◆ SET TASK:
Please transcribe the listing below in full and word for word, without its pictures.

----- SUPPLIED DATA -----

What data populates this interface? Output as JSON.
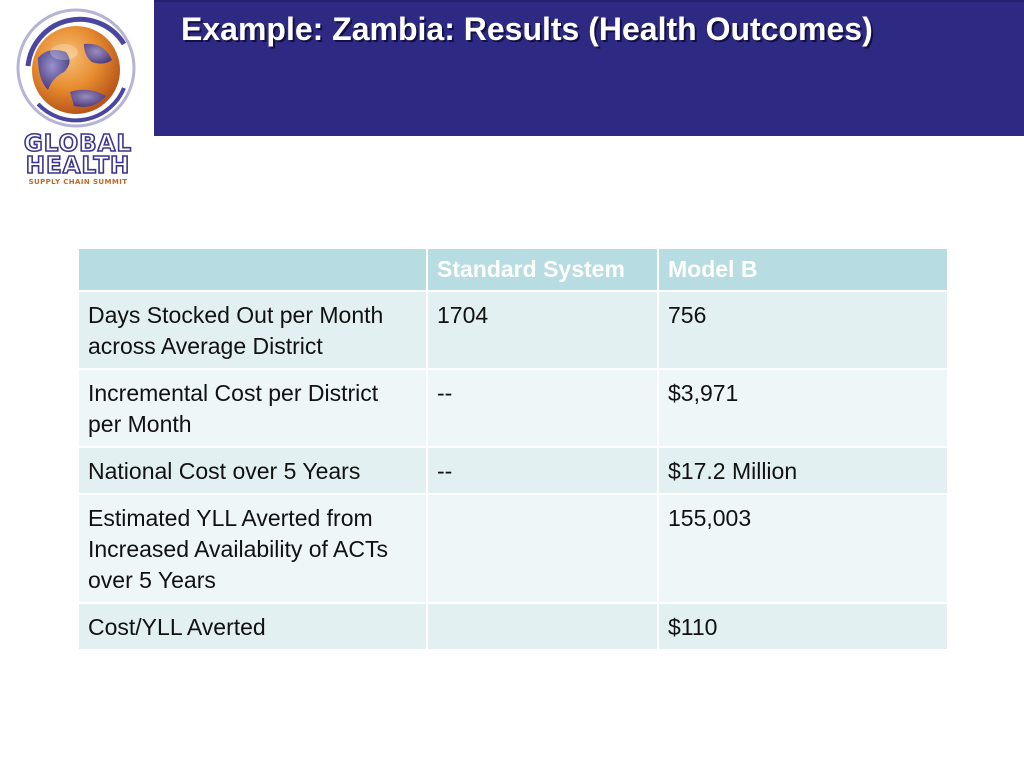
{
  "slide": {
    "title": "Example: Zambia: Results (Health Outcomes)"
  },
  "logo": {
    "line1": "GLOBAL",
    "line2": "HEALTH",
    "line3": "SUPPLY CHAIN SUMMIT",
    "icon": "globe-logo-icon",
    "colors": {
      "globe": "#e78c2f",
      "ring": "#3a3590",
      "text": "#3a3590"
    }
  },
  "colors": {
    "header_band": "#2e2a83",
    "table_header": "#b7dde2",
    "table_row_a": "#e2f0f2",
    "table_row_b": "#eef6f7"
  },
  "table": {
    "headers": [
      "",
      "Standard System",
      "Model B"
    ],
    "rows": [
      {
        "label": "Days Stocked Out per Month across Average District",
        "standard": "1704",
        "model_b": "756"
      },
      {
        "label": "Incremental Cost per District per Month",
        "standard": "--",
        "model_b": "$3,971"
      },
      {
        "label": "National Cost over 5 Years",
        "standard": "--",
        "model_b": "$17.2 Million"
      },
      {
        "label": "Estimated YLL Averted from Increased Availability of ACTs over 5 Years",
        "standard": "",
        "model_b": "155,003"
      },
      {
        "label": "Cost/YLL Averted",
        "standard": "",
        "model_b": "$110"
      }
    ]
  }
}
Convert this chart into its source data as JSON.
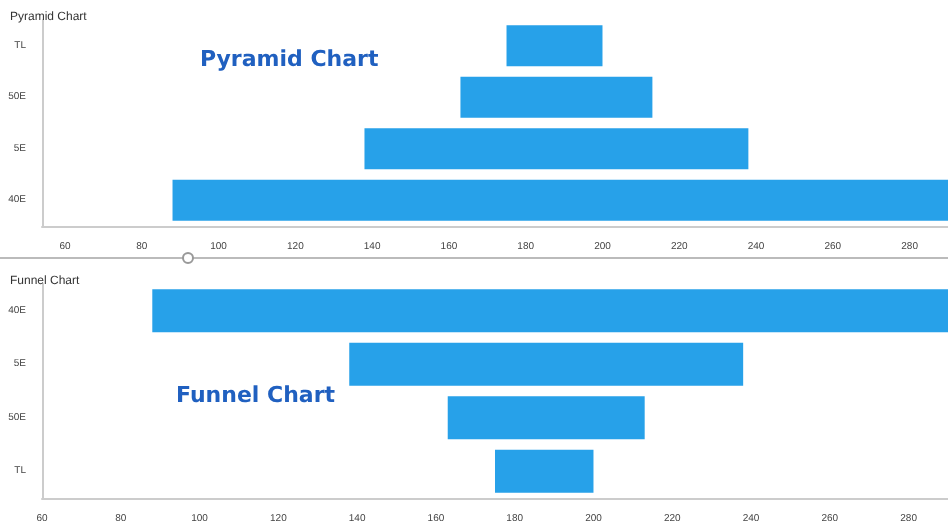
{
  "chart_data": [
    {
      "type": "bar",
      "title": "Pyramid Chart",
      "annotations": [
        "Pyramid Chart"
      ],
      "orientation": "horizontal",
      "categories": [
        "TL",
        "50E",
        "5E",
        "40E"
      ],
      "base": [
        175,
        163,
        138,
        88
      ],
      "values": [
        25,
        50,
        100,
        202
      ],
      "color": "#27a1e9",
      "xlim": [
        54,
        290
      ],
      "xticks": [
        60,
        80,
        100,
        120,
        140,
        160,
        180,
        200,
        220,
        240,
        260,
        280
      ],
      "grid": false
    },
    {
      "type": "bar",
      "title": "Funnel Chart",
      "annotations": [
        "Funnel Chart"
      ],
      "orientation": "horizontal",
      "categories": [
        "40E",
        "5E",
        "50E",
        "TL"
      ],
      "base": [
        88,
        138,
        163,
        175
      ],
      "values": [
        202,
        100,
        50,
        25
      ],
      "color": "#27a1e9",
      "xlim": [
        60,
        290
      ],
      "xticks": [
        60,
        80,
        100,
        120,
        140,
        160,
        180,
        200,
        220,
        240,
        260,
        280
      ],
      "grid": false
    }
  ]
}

-----

◆ EXPECTED ANSWER:
What data populates this interface? Output as JSON.
{
  "slide": {
    "title": "Example: Zambia: Results (Health Outcomes)"
  },
  "logo": {
    "line1": "GLOBAL",
    "line2": "HEALTH",
    "line3": "SUPPLY CHAIN SUMMIT",
    "icon": "globe-logo-icon",
    "colors": {
      "globe": "#e78c2f",
      "ring": "#3a3590",
      "text": "#3a3590"
    }
  },
  "colors": {
    "header_band": "#2e2a83",
    "table_header": "#b7dde2",
    "table_row_a": "#e2f0f2",
    "table_row_b": "#eef6f7"
  },
  "table": {
    "headers": [
      "",
      "Standard System",
      "Model B"
    ],
    "rows": [
      {
        "label": "Days Stocked Out per Month across Average District",
        "standard": "1704",
        "model_b": "756"
      },
      {
        "label": "Incremental Cost per District per Month",
        "standard": "--",
        "model_b": "$3,971"
      },
      {
        "label": "National Cost over 5 Years",
        "standard": "--",
        "model_b": "$17.2 Million"
      },
      {
        "label": "Estimated YLL Averted from Increased Availability of ACTs over 5 Years",
        "standard": "",
        "model_b": "155,003"
      },
      {
        "label": "Cost/YLL Averted",
        "standard": "",
        "model_b": "$110"
      }
    ]
  }
}
Convert this chart into its source data as JSON.
{
  "chart_data": [
    {
      "type": "bar",
      "title": "Pyramid Chart",
      "annotations": [
        "Pyramid Chart"
      ],
      "orientation": "horizontal",
      "categories": [
        "TL",
        "50E",
        "5E",
        "40E"
      ],
      "base": [
        175,
        163,
        138,
        88
      ],
      "values": [
        25,
        50,
        100,
        202
      ],
      "color": "#27a1e9",
      "xlim": [
        54,
        290
      ],
      "xticks": [
        60,
        80,
        100,
        120,
        140,
        160,
        180,
        200,
        220,
        240,
        260,
        280
      ],
      "grid": false
    },
    {
      "type": "bar",
      "title": "Funnel Chart",
      "annotations": [
        "Funnel Chart"
      ],
      "orientation": "horizontal",
      "categories": [
        "40E",
        "5E",
        "50E",
        "TL"
      ],
      "base": [
        88,
        138,
        163,
        175
      ],
      "values": [
        202,
        100,
        50,
        25
      ],
      "color": "#27a1e9",
      "xlim": [
        60,
        290
      ],
      "xticks": [
        60,
        80,
        100,
        120,
        140,
        160,
        180,
        200,
        220,
        240,
        260,
        280
      ],
      "grid": false
    }
  ]
}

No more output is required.